DATA SUPPLIED:
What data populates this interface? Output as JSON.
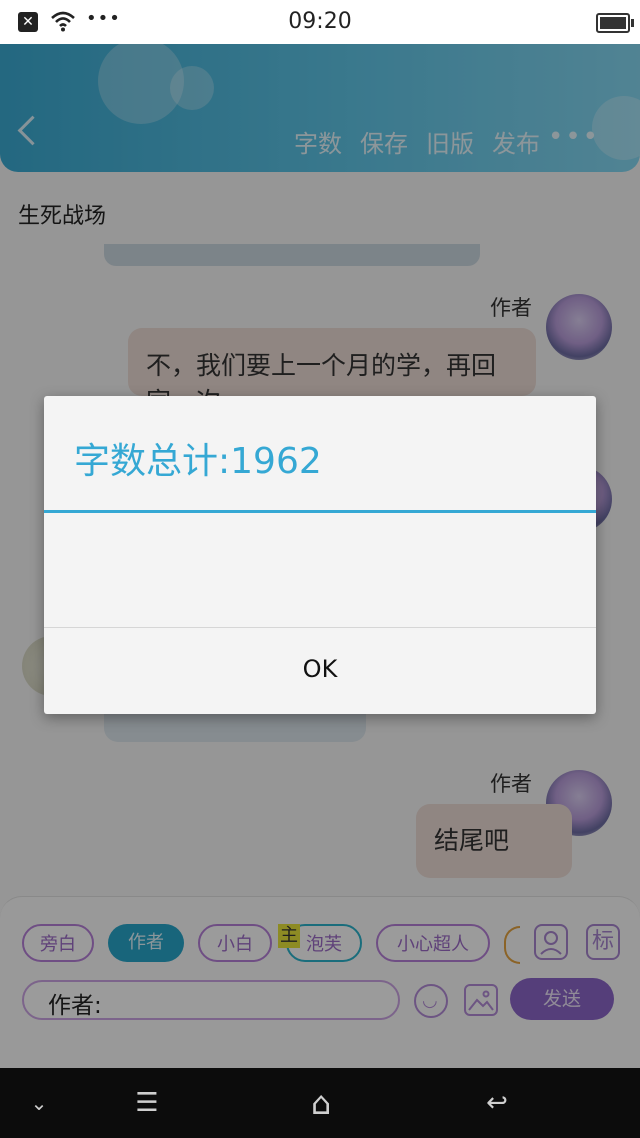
{
  "status_bar": {
    "time": "09:20",
    "close_icon": "close-icon",
    "wifi_icon": "wifi-icon",
    "more_dots": "•••",
    "battery_icon": "battery-icon"
  },
  "header": {
    "back_icon": "back-arrow-icon",
    "actions": [
      "字数",
      "保存",
      "旧版",
      "发布"
    ],
    "more": "•••"
  },
  "story": {
    "title": "生死战场"
  },
  "messages": [
    {
      "speaker": "作者",
      "text": "不，我们要上一个月的学，再回家一次"
    },
    {
      "speaker": "作者",
      "text": "结尾吧"
    }
  ],
  "dialog": {
    "title": "字数总计:1962",
    "ok_label": "OK"
  },
  "role_chips": [
    "旁白",
    "作者",
    "小白",
    "泡芙",
    "小心超人"
  ],
  "role_badge": "主",
  "side_icons": {
    "label_text": "标"
  },
  "input": {
    "prefix": "作者:",
    "send_label": "发送"
  },
  "nav": {
    "down": "⌄",
    "menu": "☰",
    "home": "⌂",
    "back": "↩"
  },
  "colors": {
    "accent": "#35a8d4",
    "send": "#8a64c6",
    "chip_selected": "#27a3c7"
  }
}
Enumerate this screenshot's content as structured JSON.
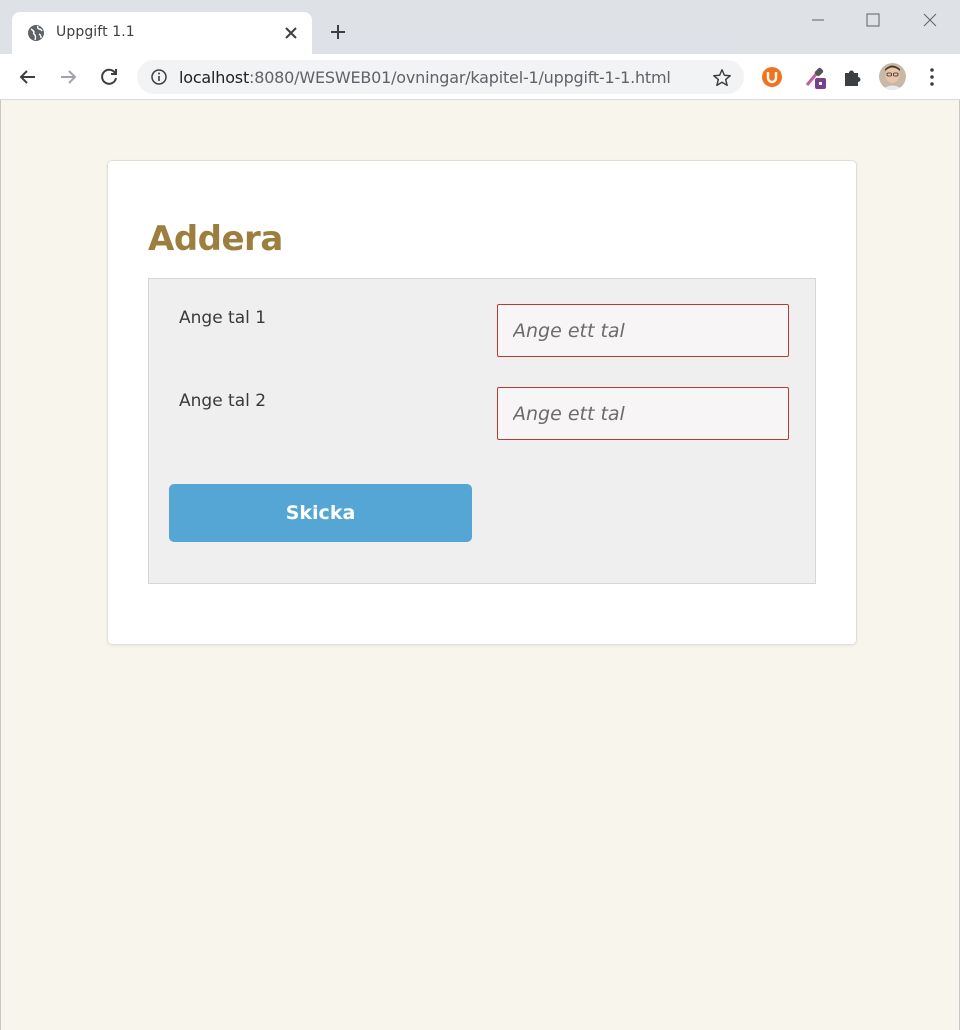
{
  "browser": {
    "tab_title": "Uppgift 1.1",
    "url_host": "localhost",
    "url_path": ":8080/WESWEB01/ovningar/kapitel-1/uppgift-1-1.html",
    "accent_color": "#dee1e6"
  },
  "page": {
    "heading": "Addera",
    "heading_color": "#9c7f3e",
    "fields": [
      {
        "label": "Ange tal 1",
        "placeholder": "Ange ett tal",
        "value": ""
      },
      {
        "label": "Ange tal 2",
        "placeholder": "Ange ett tal",
        "value": ""
      }
    ],
    "submit_label": "Skicka",
    "submit_color": "#56a6d5",
    "invalid_border_color": "#b93a32"
  }
}
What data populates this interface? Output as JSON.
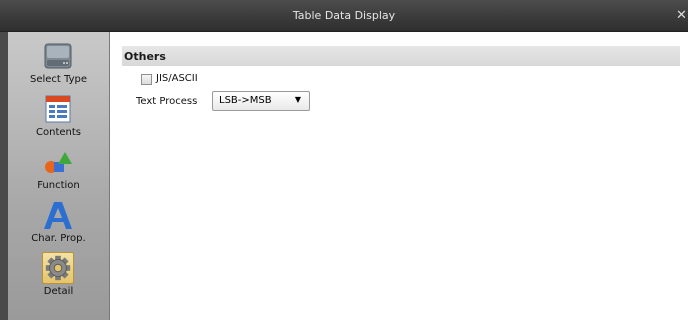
{
  "window": {
    "title": "Table Data Display",
    "close_glyph": "✕"
  },
  "sidebar": {
    "items": [
      {
        "label": "Select Type",
        "icon": "drive-icon"
      },
      {
        "label": "Contents",
        "icon": "contents-icon"
      },
      {
        "label": "Function",
        "icon": "shapes-icon"
      },
      {
        "label": "Char. Prop.",
        "icon": "letter-a-icon"
      },
      {
        "label": "Detail",
        "icon": "gear-icon",
        "selected": true
      }
    ]
  },
  "section": {
    "title": "Others"
  },
  "options": {
    "jis_ascii_label": "JIS/ASCII",
    "jis_ascii_checked": false,
    "text_process_label": "Text Process",
    "text_process_value": "LSB->MSB"
  }
}
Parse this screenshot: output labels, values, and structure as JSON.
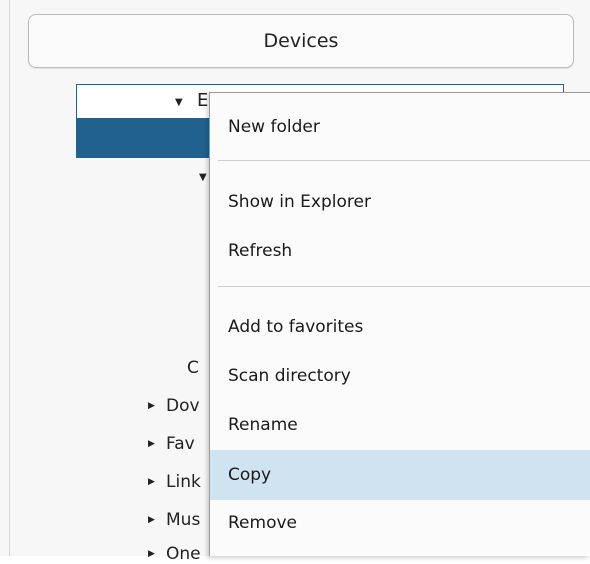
{
  "header": {
    "title": "Devices"
  },
  "tree": {
    "root_label": "E",
    "letter_c": "C",
    "items": [
      {
        "label": "Dov"
      },
      {
        "label": "Fav"
      },
      {
        "label": "Link"
      },
      {
        "label": "Mus"
      },
      {
        "label": "One"
      }
    ]
  },
  "context_menu": {
    "items": [
      {
        "label": "New folder"
      },
      {
        "label": "Show in Explorer"
      },
      {
        "label": "Refresh"
      },
      {
        "label": "Add to favorites"
      },
      {
        "label": "Scan directory"
      },
      {
        "label": "Rename"
      },
      {
        "label": "Copy"
      },
      {
        "label": "Remove"
      }
    ],
    "highlighted": "Copy",
    "highlight_color": "#cfe3f0"
  },
  "colors": {
    "selection": "#21618f"
  }
}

WHAT IS BEING ASKED:
Gather each line from the entries above that includes the word "screenshot".

OUTPUT BELOW:
Enumerate this screenshot's content as structured JSON.
Parse this screenshot: output labels, values, and structure as JSON.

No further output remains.